* What you need to do: Write out all of the data exactly as it appears.

* Items listed in a dataset:
============================================================
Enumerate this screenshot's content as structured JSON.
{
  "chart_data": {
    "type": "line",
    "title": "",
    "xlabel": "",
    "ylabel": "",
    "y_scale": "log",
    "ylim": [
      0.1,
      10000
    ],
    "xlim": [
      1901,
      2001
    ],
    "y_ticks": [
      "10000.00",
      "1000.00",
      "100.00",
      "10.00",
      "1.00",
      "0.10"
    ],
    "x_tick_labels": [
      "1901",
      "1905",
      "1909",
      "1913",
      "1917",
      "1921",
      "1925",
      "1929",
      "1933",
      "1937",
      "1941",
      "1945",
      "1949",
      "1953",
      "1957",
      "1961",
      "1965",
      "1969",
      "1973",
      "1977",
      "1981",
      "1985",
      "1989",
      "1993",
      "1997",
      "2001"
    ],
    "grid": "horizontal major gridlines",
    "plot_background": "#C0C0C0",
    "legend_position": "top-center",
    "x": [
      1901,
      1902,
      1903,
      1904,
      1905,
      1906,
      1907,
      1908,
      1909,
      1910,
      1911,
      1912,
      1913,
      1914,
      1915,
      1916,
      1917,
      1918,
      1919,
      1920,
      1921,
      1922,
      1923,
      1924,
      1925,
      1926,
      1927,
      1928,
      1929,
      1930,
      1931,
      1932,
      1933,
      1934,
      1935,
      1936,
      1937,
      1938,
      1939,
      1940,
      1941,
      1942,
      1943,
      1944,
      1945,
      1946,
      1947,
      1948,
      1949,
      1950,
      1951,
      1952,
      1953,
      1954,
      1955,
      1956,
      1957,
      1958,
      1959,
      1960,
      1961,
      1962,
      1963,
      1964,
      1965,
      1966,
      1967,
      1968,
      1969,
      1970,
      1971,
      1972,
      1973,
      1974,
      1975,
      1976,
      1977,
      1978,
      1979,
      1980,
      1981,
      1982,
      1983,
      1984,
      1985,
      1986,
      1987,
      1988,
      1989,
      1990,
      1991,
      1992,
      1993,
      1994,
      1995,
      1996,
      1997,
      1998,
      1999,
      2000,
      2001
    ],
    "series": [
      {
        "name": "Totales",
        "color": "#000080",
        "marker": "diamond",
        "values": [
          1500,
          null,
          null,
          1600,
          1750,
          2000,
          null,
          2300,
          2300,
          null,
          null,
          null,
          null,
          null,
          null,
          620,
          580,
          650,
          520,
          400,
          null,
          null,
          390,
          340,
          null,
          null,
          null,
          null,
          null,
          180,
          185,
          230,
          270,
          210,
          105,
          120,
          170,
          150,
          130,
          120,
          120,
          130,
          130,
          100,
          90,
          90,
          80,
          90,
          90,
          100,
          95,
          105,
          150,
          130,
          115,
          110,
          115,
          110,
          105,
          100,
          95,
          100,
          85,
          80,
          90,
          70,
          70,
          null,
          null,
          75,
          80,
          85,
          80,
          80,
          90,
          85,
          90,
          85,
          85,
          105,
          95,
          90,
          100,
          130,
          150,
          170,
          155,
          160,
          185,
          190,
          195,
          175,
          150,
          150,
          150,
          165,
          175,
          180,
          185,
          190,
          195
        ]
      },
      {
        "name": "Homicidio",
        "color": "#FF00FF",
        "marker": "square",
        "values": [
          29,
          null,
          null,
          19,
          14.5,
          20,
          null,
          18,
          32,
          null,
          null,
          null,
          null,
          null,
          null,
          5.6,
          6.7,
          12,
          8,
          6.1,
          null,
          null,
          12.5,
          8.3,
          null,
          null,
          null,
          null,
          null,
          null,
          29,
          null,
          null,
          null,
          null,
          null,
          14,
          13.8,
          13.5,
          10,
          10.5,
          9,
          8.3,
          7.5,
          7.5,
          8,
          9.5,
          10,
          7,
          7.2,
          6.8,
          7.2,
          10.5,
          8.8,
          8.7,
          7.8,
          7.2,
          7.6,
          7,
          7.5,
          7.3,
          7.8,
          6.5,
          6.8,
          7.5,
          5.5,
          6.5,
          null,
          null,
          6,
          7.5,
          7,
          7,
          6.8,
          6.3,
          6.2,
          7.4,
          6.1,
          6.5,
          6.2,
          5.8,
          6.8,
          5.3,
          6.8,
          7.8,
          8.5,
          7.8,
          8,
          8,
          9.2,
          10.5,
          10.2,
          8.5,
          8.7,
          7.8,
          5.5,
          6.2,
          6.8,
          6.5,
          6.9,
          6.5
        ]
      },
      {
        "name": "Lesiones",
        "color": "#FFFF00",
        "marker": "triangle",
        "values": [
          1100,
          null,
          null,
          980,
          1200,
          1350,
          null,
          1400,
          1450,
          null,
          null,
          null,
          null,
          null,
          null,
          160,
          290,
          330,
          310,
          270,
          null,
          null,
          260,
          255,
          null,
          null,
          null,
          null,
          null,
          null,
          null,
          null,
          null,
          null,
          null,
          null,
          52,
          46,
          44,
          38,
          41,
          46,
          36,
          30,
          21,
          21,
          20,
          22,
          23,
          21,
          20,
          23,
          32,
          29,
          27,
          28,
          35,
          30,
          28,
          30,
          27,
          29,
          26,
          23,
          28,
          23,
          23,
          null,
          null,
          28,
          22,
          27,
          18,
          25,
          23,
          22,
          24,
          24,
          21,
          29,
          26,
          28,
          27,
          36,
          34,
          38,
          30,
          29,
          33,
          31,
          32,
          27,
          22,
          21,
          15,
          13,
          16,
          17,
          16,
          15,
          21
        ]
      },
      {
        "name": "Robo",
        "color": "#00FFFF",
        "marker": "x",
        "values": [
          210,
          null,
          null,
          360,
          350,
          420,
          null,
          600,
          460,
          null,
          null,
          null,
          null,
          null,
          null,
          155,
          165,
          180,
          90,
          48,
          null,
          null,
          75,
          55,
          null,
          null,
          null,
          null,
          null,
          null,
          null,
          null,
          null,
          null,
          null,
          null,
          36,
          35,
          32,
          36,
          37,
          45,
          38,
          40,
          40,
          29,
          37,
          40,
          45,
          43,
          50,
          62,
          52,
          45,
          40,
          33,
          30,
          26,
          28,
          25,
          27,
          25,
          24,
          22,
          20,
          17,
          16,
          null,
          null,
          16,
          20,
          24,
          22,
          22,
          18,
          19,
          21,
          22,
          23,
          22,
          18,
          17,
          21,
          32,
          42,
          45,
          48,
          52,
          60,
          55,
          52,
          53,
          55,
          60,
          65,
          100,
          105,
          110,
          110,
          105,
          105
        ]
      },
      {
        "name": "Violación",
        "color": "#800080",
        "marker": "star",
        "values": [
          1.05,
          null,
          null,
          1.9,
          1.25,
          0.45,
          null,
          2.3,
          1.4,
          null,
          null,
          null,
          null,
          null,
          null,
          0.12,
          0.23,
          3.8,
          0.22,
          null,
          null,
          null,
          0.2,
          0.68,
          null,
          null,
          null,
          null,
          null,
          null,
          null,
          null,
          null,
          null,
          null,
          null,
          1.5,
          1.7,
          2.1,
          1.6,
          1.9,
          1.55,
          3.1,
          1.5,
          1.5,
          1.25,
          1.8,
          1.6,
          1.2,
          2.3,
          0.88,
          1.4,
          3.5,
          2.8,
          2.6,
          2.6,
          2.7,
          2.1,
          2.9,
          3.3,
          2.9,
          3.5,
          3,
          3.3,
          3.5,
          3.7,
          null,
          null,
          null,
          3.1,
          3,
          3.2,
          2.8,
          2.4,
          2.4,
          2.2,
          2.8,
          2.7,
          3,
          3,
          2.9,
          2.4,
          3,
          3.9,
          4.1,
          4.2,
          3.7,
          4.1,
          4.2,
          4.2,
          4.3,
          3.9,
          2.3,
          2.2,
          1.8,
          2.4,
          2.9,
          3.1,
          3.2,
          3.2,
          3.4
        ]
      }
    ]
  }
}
============================================================
* Response to the exercise:
Enumerate this screenshot's content as structured JSON.
{
  "chart_data": {
    "type": "line",
    "title": "",
    "xlabel": "",
    "ylabel": "",
    "y_scale": "log",
    "ylim": [
      0.1,
      10000
    ],
    "xlim": [
      1901,
      2001
    ],
    "y_ticks": [
      "10000.00",
      "1000.00",
      "100.00",
      "10.00",
      "1.00",
      "0.10"
    ],
    "x_tick_labels": [
      "1901",
      "1905",
      "1909",
      "1913",
      "1917",
      "1921",
      "1925",
      "1929",
      "1933",
      "1937",
      "1941",
      "1945",
      "1949",
      "1953",
      "1957",
      "1961",
      "1965",
      "1969",
      "1973",
      "1977",
      "1981",
      "1985",
      "1989",
      "1993",
      "1997",
      "2001"
    ],
    "grid": "horizontal major gridlines",
    "plot_background": "#C0C0C0",
    "legend_position": "top-center",
    "x": [
      1901,
      1902,
      1903,
      1904,
      1905,
      1906,
      1907,
      1908,
      1909,
      1910,
      1911,
      1912,
      1913,
      1914,
      1915,
      1916,
      1917,
      1918,
      1919,
      1920,
      1921,
      1922,
      1923,
      1924,
      1925,
      1926,
      1927,
      1928,
      1929,
      1930,
      1931,
      1932,
      1933,
      1934,
      1935,
      1936,
      1937,
      1938,
      1939,
      1940,
      1941,
      1942,
      1943,
      1944,
      1945,
      1946,
      1947,
      1948,
      1949,
      1950,
      1951,
      1952,
      1953,
      1954,
      1955,
      1956,
      1957,
      1958,
      1959,
      1960,
      1961,
      1962,
      1963,
      1964,
      1965,
      1966,
      1967,
      1968,
      1969,
      1970,
      1971,
      1972,
      1973,
      1974,
      1975,
      1976,
      1977,
      1978,
      1979,
      1980,
      1981,
      1982,
      1983,
      1984,
      1985,
      1986,
      1987,
      1988,
      1989,
      1990,
      1991,
      1992,
      1993,
      1994,
      1995,
      1996,
      1997,
      1998,
      1999,
      2000,
      2001
    ],
    "series": [
      {
        "name": "Totales",
        "color": "#000080",
        "marker": "diamond",
        "values": [
          1500,
          null,
          null,
          1600,
          1750,
          2000,
          null,
          2300,
          2300,
          null,
          null,
          null,
          null,
          null,
          null,
          620,
          580,
          650,
          520,
          400,
          null,
          null,
          390,
          340,
          null,
          null,
          null,
          null,
          null,
          180,
          185,
          230,
          270,
          210,
          105,
          120,
          170,
          150,
          130,
          120,
          120,
          130,
          130,
          100,
          90,
          90,
          80,
          90,
          90,
          100,
          95,
          105,
          150,
          130,
          115,
          110,
          115,
          110,
          105,
          100,
          95,
          100,
          85,
          80,
          90,
          70,
          70,
          null,
          null,
          75,
          80,
          85,
          80,
          80,
          90,
          85,
          90,
          85,
          85,
          105,
          95,
          90,
          100,
          130,
          150,
          170,
          155,
          160,
          185,
          190,
          195,
          175,
          150,
          150,
          150,
          165,
          175,
          180,
          185,
          190,
          195
        ]
      },
      {
        "name": "Homicidio",
        "color": "#FF00FF",
        "marker": "square",
        "values": [
          29,
          null,
          null,
          19,
          14.5,
          20,
          null,
          18,
          32,
          null,
          null,
          null,
          null,
          null,
          null,
          5.6,
          6.7,
          12,
          8,
          6.1,
          null,
          null,
          12.5,
          8.3,
          null,
          null,
          null,
          null,
          null,
          null,
          29,
          null,
          null,
          null,
          null,
          null,
          14,
          13.8,
          13.5,
          10,
          10.5,
          9,
          8.3,
          7.5,
          7.5,
          8,
          9.5,
          10,
          7,
          7.2,
          6.8,
          7.2,
          10.5,
          8.8,
          8.7,
          7.8,
          7.2,
          7.6,
          7,
          7.5,
          7.3,
          7.8,
          6.5,
          6.8,
          7.5,
          5.5,
          6.5,
          null,
          null,
          6,
          7.5,
          7,
          7,
          6.8,
          6.3,
          6.2,
          7.4,
          6.1,
          6.5,
          6.2,
          5.8,
          6.8,
          5.3,
          6.8,
          7.8,
          8.5,
          7.8,
          8,
          8,
          9.2,
          10.5,
          10.2,
          8.5,
          8.7,
          7.8,
          5.5,
          6.2,
          6.8,
          6.5,
          6.9,
          6.5
        ]
      },
      {
        "name": "Lesiones",
        "color": "#FFFF00",
        "marker": "triangle",
        "values": [
          1100,
          null,
          null,
          980,
          1200,
          1350,
          null,
          1400,
          1450,
          null,
          null,
          null,
          null,
          null,
          null,
          160,
          290,
          330,
          310,
          270,
          null,
          null,
          260,
          255,
          null,
          null,
          null,
          null,
          null,
          null,
          null,
          null,
          null,
          null,
          null,
          null,
          52,
          46,
          44,
          38,
          41,
          46,
          36,
          30,
          21,
          21,
          20,
          22,
          23,
          21,
          20,
          23,
          32,
          29,
          27,
          28,
          35,
          30,
          28,
          30,
          27,
          29,
          26,
          23,
          28,
          23,
          23,
          null,
          null,
          28,
          22,
          27,
          18,
          25,
          23,
          22,
          24,
          24,
          21,
          29,
          26,
          28,
          27,
          36,
          34,
          38,
          30,
          29,
          33,
          31,
          32,
          27,
          22,
          21,
          15,
          13,
          16,
          17,
          16,
          15,
          21
        ]
      },
      {
        "name": "Robo",
        "color": "#00FFFF",
        "marker": "x",
        "values": [
          210,
          null,
          null,
          360,
          350,
          420,
          null,
          600,
          460,
          null,
          null,
          null,
          null,
          null,
          null,
          155,
          165,
          180,
          90,
          48,
          null,
          null,
          75,
          55,
          null,
          null,
          null,
          null,
          null,
          null,
          null,
          null,
          null,
          null,
          null,
          null,
          36,
          35,
          32,
          36,
          37,
          45,
          38,
          40,
          40,
          29,
          37,
          40,
          45,
          43,
          50,
          62,
          52,
          45,
          40,
          33,
          30,
          26,
          28,
          25,
          27,
          25,
          24,
          22,
          20,
          17,
          16,
          null,
          null,
          16,
          20,
          24,
          22,
          22,
          18,
          19,
          21,
          22,
          23,
          22,
          18,
          17,
          21,
          32,
          42,
          45,
          48,
          52,
          60,
          55,
          52,
          53,
          55,
          60,
          65,
          100,
          105,
          110,
          110,
          105,
          105
        ]
      },
      {
        "name": "Violación",
        "color": "#800080",
        "marker": "star",
        "values": [
          1.05,
          null,
          null,
          1.9,
          1.25,
          0.45,
          null,
          2.3,
          1.4,
          null,
          null,
          null,
          null,
          null,
          null,
          0.12,
          0.23,
          3.8,
          0.22,
          null,
          null,
          null,
          0.2,
          0.68,
          null,
          null,
          null,
          null,
          null,
          null,
          null,
          null,
          null,
          null,
          null,
          null,
          1.5,
          1.7,
          2.1,
          1.6,
          1.9,
          1.55,
          3.1,
          1.5,
          1.5,
          1.25,
          1.8,
          1.6,
          1.2,
          2.3,
          0.88,
          1.4,
          3.5,
          2.8,
          2.6,
          2.6,
          2.7,
          2.1,
          2.9,
          3.3,
          2.9,
          3.5,
          3,
          3.3,
          3.5,
          3.7,
          null,
          null,
          null,
          3.1,
          3,
          3.2,
          2.8,
          2.4,
          2.4,
          2.2,
          2.8,
          2.7,
          3,
          3,
          2.9,
          2.4,
          3,
          3.9,
          4.1,
          4.2,
          3.7,
          4.1,
          4.2,
          4.2,
          4.3,
          3.9,
          2.3,
          2.2,
          1.8,
          2.4,
          2.9,
          3.1,
          3.2,
          3.2,
          3.4
        ]
      }
    ]
  }
}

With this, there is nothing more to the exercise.